::: Excerpted data

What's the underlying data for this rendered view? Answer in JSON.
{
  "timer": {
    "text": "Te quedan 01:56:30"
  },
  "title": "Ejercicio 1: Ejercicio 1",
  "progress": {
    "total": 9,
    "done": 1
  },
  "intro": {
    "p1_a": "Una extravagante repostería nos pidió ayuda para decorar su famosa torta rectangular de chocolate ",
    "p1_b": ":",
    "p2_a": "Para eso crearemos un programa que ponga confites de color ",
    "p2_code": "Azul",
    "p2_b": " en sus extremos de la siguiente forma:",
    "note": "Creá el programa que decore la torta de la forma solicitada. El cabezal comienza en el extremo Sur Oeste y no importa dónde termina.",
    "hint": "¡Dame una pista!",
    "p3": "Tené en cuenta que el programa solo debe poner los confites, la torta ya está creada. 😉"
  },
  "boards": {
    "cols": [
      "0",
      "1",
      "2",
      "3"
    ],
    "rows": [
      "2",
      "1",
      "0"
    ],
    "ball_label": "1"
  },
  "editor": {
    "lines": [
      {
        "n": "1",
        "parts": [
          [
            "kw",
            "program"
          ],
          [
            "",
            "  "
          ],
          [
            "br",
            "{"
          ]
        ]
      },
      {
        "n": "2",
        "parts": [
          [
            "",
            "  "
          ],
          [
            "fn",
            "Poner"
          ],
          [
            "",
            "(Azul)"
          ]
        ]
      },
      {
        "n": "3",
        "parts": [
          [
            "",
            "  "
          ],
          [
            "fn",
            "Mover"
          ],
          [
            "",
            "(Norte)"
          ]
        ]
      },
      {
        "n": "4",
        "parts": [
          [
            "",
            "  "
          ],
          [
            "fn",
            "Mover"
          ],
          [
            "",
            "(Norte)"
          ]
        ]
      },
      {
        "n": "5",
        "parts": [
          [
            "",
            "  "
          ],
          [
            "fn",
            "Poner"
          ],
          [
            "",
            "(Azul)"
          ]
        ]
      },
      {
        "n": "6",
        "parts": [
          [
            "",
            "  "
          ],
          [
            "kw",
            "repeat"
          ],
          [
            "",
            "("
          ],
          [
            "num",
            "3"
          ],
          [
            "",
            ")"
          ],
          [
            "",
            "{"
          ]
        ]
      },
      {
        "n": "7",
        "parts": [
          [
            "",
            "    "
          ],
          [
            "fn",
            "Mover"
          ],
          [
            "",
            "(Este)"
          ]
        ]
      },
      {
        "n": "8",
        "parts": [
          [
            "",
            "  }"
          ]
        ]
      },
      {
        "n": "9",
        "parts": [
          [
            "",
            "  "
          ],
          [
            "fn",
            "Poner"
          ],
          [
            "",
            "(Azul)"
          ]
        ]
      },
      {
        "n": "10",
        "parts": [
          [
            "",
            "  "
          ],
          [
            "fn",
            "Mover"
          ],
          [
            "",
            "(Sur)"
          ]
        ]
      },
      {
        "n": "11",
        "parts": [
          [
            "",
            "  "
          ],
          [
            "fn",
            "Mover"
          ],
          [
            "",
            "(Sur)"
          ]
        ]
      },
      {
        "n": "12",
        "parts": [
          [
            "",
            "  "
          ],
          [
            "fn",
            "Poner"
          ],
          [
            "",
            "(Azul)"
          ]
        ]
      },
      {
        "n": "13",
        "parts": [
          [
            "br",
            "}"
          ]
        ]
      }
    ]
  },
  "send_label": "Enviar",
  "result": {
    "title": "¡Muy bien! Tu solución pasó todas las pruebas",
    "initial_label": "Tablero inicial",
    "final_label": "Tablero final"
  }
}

::::::

* Exercise requirements *
Give the material above again, word for word.

* Answer to this problem *
What's the underlying data for this rendered view? Answer in JSON.
{
  "timer": {
    "text": "Te quedan 01:56:30"
  },
  "title": "Ejercicio 1: Ejercicio 1",
  "progress": {
    "total": 9,
    "done": 1
  },
  "intro": {
    "p1_a": "Una extravagante repostería nos pidió ayuda para decorar su famosa torta rectangular de chocolate ",
    "p1_b": ":",
    "p2_a": "Para eso crearemos un programa que ponga confites de color ",
    "p2_code": "Azul",
    "p2_b": " en sus extremos de la siguiente forma:",
    "note": "Creá el programa que decore la torta de la forma solicitada. El cabezal comienza en el extremo Sur Oeste y no importa dónde termina.",
    "hint": "¡Dame una pista!",
    "p3": "Tené en cuenta que el programa solo debe poner los confites, la torta ya está creada. 😉"
  },
  "boards": {
    "cols": [
      "0",
      "1",
      "2",
      "3"
    ],
    "rows": [
      "2",
      "1",
      "0"
    ],
    "ball_label": "1"
  },
  "editor": {
    "lines": [
      {
        "n": "1",
        "parts": [
          [
            "kw",
            "program"
          ],
          [
            "",
            "  "
          ],
          [
            "br",
            "{"
          ]
        ]
      },
      {
        "n": "2",
        "parts": [
          [
            "",
            "  "
          ],
          [
            "fn",
            "Poner"
          ],
          [
            "",
            "(Azul)"
          ]
        ]
      },
      {
        "n": "3",
        "parts": [
          [
            "",
            "  "
          ],
          [
            "fn",
            "Mover"
          ],
          [
            "",
            "(Norte)"
          ]
        ]
      },
      {
        "n": "4",
        "parts": [
          [
            "",
            "  "
          ],
          [
            "fn",
            "Mover"
          ],
          [
            "",
            "(Norte)"
          ]
        ]
      },
      {
        "n": "5",
        "parts": [
          [
            "",
            "  "
          ],
          [
            "fn",
            "Poner"
          ],
          [
            "",
            "(Azul)"
          ]
        ]
      },
      {
        "n": "6",
        "parts": [
          [
            "",
            "  "
          ],
          [
            "kw",
            "repeat"
          ],
          [
            "",
            "("
          ],
          [
            "num",
            "3"
          ],
          [
            "",
            ")"
          ],
          [
            "",
            "{"
          ]
        ]
      },
      {
        "n": "7",
        "parts": [
          [
            "",
            "    "
          ],
          [
            "fn",
            "Mover"
          ],
          [
            "",
            "(Este)"
          ]
        ]
      },
      {
        "n": "8",
        "parts": [
          [
            "",
            "  }"
          ]
        ]
      },
      {
        "n": "9",
        "parts": [
          [
            "",
            "  "
          ],
          [
            "fn",
            "Poner"
          ],
          [
            "",
            "(Azul)"
          ]
        ]
      },
      {
        "n": "10",
        "parts": [
          [
            "",
            "  "
          ],
          [
            "fn",
            "Mover"
          ],
          [
            "",
            "(Sur)"
          ]
        ]
      },
      {
        "n": "11",
        "parts": [
          [
            "",
            "  "
          ],
          [
            "fn",
            "Mover"
          ],
          [
            "",
            "(Sur)"
          ]
        ]
      },
      {
        "n": "12",
        "parts": [
          [
            "",
            "  "
          ],
          [
            "fn",
            "Poner"
          ],
          [
            "",
            "(Azul)"
          ]
        ]
      },
      {
        "n": "13",
        "parts": [
          [
            "br",
            "}"
          ]
        ]
      }
    ]
  },
  "send_label": "Enviar",
  "result": {
    "title": "¡Muy bien! Tu solución pasó todas las pruebas",
    "initial_label": "Tablero inicial",
    "final_label": "Tablero final"
  }
}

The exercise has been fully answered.